→ What you have to do: Identify each line in the records below that contains the word "ziekenhuis", and copy it.

→ Extracted information:

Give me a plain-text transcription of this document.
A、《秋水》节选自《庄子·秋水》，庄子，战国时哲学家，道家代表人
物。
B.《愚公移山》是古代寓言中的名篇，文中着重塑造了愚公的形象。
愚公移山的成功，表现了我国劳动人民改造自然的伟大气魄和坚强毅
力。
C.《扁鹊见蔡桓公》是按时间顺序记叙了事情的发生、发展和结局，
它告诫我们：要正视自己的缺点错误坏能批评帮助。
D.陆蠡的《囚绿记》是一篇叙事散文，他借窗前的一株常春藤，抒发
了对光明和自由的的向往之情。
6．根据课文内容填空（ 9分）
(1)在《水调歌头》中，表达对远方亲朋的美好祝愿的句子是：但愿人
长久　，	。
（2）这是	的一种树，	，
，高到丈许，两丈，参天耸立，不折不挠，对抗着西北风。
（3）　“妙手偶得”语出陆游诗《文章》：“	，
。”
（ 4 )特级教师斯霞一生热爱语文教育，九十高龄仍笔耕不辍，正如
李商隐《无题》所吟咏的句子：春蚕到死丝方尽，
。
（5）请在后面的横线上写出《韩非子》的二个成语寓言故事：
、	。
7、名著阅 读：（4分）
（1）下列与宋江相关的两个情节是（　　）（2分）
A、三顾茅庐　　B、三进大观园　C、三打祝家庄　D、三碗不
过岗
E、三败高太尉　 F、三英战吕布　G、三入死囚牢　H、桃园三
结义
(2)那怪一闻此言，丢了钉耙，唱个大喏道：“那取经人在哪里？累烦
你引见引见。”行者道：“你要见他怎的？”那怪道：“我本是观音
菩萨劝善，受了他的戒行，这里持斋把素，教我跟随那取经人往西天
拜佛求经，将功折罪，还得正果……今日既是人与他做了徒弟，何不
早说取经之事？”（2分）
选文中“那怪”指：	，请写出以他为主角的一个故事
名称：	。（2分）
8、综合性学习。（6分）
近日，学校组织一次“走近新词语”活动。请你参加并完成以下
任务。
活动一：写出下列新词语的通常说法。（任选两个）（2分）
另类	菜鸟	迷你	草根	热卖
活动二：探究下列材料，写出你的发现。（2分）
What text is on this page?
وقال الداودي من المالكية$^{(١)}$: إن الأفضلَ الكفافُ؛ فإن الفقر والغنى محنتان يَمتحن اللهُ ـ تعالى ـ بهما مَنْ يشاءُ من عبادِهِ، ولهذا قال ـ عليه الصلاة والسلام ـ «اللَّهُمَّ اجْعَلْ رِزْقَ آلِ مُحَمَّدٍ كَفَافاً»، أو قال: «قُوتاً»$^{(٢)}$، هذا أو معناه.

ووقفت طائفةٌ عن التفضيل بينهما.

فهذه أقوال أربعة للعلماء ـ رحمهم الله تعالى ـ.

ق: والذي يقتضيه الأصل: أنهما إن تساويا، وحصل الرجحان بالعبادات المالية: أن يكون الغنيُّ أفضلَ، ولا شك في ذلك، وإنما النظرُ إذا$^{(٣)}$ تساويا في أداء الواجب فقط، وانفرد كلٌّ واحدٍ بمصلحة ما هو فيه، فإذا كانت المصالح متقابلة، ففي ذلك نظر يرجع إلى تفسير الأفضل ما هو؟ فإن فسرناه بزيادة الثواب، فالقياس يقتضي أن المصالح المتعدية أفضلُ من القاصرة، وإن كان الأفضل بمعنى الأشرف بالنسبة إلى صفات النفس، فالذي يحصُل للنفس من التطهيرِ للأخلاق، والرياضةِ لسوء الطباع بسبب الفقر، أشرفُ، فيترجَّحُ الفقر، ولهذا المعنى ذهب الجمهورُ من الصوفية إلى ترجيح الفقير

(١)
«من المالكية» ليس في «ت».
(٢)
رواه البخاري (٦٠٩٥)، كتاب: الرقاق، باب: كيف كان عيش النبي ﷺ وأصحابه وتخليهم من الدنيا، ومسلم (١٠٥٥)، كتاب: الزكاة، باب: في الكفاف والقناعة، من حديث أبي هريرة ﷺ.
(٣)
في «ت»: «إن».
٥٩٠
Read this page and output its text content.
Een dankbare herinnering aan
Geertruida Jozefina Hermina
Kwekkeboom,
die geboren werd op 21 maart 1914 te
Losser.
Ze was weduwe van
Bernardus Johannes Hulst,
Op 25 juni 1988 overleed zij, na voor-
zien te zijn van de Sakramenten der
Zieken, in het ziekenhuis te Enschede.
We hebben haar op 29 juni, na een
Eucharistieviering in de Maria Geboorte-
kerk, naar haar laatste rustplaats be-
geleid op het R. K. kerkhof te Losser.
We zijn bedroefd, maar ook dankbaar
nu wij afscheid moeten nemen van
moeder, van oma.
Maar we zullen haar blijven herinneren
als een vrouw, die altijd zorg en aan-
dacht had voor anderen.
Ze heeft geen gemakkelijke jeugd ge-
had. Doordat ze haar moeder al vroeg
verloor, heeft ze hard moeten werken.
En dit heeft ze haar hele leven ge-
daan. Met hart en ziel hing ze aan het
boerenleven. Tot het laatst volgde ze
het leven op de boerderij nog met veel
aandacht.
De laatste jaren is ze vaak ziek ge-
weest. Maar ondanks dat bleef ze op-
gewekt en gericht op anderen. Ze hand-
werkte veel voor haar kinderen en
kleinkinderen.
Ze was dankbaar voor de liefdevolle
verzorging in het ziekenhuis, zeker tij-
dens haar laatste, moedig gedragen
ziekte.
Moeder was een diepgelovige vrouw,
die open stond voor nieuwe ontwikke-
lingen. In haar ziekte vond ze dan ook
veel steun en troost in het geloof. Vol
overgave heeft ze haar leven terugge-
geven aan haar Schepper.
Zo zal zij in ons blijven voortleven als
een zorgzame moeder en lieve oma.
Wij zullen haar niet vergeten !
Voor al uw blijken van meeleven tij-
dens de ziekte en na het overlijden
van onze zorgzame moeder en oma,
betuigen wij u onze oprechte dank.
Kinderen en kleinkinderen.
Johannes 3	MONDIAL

→ The solution:
Zieken, in het ziekenhuis te Enschede.
verzorging in het ziekenhuis, zeker tij-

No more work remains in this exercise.